- PROBLEM STATEMENT
Please put the lines of each item below into a numbered list, leaving out any blank lines.

- GIVEN INFORMATION
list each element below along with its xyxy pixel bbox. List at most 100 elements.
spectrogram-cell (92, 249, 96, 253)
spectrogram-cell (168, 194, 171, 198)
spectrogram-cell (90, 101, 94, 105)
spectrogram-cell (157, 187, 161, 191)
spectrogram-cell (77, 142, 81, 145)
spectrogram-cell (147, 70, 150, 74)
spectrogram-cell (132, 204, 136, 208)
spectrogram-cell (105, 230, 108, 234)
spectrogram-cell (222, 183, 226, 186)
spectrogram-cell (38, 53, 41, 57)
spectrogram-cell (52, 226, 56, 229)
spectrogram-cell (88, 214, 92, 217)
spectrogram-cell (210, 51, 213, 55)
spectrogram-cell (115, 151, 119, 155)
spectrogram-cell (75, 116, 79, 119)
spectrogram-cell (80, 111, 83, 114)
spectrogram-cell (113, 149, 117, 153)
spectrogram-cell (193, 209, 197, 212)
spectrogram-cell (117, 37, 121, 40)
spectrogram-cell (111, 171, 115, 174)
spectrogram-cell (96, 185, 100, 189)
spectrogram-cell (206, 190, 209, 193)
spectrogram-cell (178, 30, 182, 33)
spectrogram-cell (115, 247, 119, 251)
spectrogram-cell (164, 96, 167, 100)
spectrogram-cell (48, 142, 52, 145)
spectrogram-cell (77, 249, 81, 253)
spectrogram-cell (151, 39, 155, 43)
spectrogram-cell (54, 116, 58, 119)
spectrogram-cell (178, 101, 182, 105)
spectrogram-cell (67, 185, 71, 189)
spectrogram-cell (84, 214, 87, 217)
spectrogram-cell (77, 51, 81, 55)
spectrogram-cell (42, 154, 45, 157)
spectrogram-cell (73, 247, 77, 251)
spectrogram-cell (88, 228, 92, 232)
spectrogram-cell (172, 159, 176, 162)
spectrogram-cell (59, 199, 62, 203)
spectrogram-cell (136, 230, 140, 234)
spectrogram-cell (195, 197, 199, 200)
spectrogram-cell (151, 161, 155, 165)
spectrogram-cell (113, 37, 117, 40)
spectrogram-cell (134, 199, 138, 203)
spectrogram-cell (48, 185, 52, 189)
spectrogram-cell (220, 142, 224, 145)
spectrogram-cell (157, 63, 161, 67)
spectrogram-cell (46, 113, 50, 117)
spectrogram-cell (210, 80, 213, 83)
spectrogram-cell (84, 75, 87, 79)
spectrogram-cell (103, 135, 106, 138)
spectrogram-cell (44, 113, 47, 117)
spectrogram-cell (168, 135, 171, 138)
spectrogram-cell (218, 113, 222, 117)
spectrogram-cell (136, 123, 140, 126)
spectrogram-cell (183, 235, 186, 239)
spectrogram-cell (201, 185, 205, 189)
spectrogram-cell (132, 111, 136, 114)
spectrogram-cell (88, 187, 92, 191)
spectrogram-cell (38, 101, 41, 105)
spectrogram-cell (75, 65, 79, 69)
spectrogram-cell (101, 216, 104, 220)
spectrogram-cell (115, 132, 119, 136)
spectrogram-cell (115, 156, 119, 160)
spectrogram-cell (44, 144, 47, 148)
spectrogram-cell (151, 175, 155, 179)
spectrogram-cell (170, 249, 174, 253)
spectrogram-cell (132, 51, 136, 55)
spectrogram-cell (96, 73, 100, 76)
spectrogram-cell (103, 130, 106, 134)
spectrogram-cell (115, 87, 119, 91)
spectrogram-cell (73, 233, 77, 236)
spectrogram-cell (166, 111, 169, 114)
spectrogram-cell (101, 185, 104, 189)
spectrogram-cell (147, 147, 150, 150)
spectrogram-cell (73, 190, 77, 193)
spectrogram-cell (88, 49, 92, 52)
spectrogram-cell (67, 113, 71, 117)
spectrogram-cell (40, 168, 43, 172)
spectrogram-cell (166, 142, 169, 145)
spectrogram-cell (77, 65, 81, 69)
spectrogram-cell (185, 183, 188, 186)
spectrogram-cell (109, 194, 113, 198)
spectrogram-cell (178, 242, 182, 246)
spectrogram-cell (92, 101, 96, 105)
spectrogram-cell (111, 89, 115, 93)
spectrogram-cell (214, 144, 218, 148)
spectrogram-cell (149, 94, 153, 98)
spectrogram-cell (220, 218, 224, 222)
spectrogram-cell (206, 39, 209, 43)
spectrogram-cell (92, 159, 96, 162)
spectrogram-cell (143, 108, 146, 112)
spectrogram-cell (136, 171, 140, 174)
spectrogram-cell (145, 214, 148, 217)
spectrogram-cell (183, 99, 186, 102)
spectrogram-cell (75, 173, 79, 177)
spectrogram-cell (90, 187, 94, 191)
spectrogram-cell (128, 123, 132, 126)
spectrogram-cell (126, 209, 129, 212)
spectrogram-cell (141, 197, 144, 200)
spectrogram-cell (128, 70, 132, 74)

- REPLY
1. list each element below along with its xyxy pixel bbox. List at most 100 elements.
2. spectrogram-cell (92, 249, 96, 253)
3. spectrogram-cell (168, 194, 171, 198)
4. spectrogram-cell (90, 101, 94, 105)
5. spectrogram-cell (157, 187, 161, 191)
6. spectrogram-cell (77, 142, 81, 145)
7. spectrogram-cell (147, 70, 150, 74)
8. spectrogram-cell (132, 204, 136, 208)
9. spectrogram-cell (105, 230, 108, 234)
10. spectrogram-cell (222, 183, 226, 186)
11. spectrogram-cell (38, 53, 41, 57)
12. spectrogram-cell (52, 226, 56, 229)
13. spectrogram-cell (88, 214, 92, 217)
14. spectrogram-cell (210, 51, 213, 55)
15. spectrogram-cell (115, 151, 119, 155)
16. spectrogram-cell (75, 116, 79, 119)
17. spectrogram-cell (80, 111, 83, 114)
18. spectrogram-cell (113, 149, 117, 153)
19. spectrogram-cell (193, 209, 197, 212)
20. spectrogram-cell (117, 37, 121, 40)
21. spectrogram-cell (111, 171, 115, 174)
22. spectrogram-cell (96, 185, 100, 189)
23. spectrogram-cell (206, 190, 209, 193)
24. spectrogram-cell (178, 30, 182, 33)
25. spectrogram-cell (115, 247, 119, 251)
26. spectrogram-cell (164, 96, 167, 100)
27. spectrogram-cell (48, 142, 52, 145)
28. spectrogram-cell (77, 249, 81, 253)
29. spectrogram-cell (151, 39, 155, 43)
30. spectrogram-cell (54, 116, 58, 119)
31. spectrogram-cell (178, 101, 182, 105)
32. spectrogram-cell (67, 185, 71, 189)
33. spectrogram-cell (84, 214, 87, 217)
34. spectrogram-cell (77, 51, 81, 55)
35. spectrogram-cell (42, 154, 45, 157)
36. spectrogram-cell (73, 247, 77, 251)
37. spectrogram-cell (88, 228, 92, 232)
38. spectrogram-cell (172, 159, 176, 162)
39. spectrogram-cell (59, 199, 62, 203)
40. spectrogram-cell (136, 230, 140, 234)
41. spectrogram-cell (195, 197, 199, 200)
42. spectrogram-cell (151, 161, 155, 165)
43. spectrogram-cell (113, 37, 117, 40)
44. spectrogram-cell (134, 199, 138, 203)
45. spectrogram-cell (48, 185, 52, 189)
46. spectrogram-cell (220, 142, 224, 145)
47. spectrogram-cell (157, 63, 161, 67)
48. spectrogram-cell (46, 113, 50, 117)
49. spectrogram-cell (210, 80, 213, 83)
50. spectrogram-cell (84, 75, 87, 79)
51. spectrogram-cell (103, 135, 106, 138)
52. spectrogram-cell (44, 113, 47, 117)
53. spectrogram-cell (168, 135, 171, 138)
54. spectrogram-cell (218, 113, 222, 117)
55. spectrogram-cell (136, 123, 140, 126)
56. spectrogram-cell (183, 235, 186, 239)
57. spectrogram-cell (201, 185, 205, 189)
58. spectrogram-cell (132, 111, 136, 114)
59. spectrogram-cell (88, 187, 92, 191)
60. spectrogram-cell (38, 101, 41, 105)
61. spectrogram-cell (75, 65, 79, 69)
62. spectrogram-cell (101, 216, 104, 220)
63. spectrogram-cell (115, 132, 119, 136)
64. spectrogram-cell (115, 156, 119, 160)
65. spectrogram-cell (44, 144, 47, 148)
66. spectrogram-cell (151, 175, 155, 179)
67. spectrogram-cell (170, 249, 174, 253)
68. spectrogram-cell (132, 51, 136, 55)
69. spectrogram-cell (96, 73, 100, 76)
70. spectrogram-cell (103, 130, 106, 134)
71. spectrogram-cell (115, 87, 119, 91)
72. spectrogram-cell (73, 233, 77, 236)
73. spectrogram-cell (166, 111, 169, 114)
74. spectrogram-cell (101, 185, 104, 189)
75. spectrogram-cell (147, 147, 150, 150)
76. spectrogram-cell (73, 190, 77, 193)
77. spectrogram-cell (88, 49, 92, 52)
78. spectrogram-cell (67, 113, 71, 117)
79. spectrogram-cell (40, 168, 43, 172)
80. spectrogram-cell (166, 142, 169, 145)
81. spectrogram-cell (77, 65, 81, 69)
82. spectrogram-cell (185, 183, 188, 186)
83. spectrogram-cell (109, 194, 113, 198)
84. spectrogram-cell (178, 242, 182, 246)
85. spectrogram-cell (92, 101, 96, 105)
86. spectrogram-cell (111, 89, 115, 93)
87. spectrogram-cell (214, 144, 218, 148)
88. spectrogram-cell (149, 94, 153, 98)
89. spectrogram-cell (220, 218, 224, 222)
90. spectrogram-cell (206, 39, 209, 43)
91. spectrogram-cell (92, 159, 96, 162)
92. spectrogram-cell (143, 108, 146, 112)
93. spectrogram-cell (136, 171, 140, 174)
94. spectrogram-cell (145, 214, 148, 217)
95. spectrogram-cell (183, 99, 186, 102)
96. spectrogram-cell (75, 173, 79, 177)
97. spectrogram-cell (90, 187, 94, 191)
98. spectrogram-cell (128, 123, 132, 126)
99. spectrogram-cell (126, 209, 129, 212)
100. spectrogram-cell (141, 197, 144, 200)
101. spectrogram-cell (128, 70, 132, 74)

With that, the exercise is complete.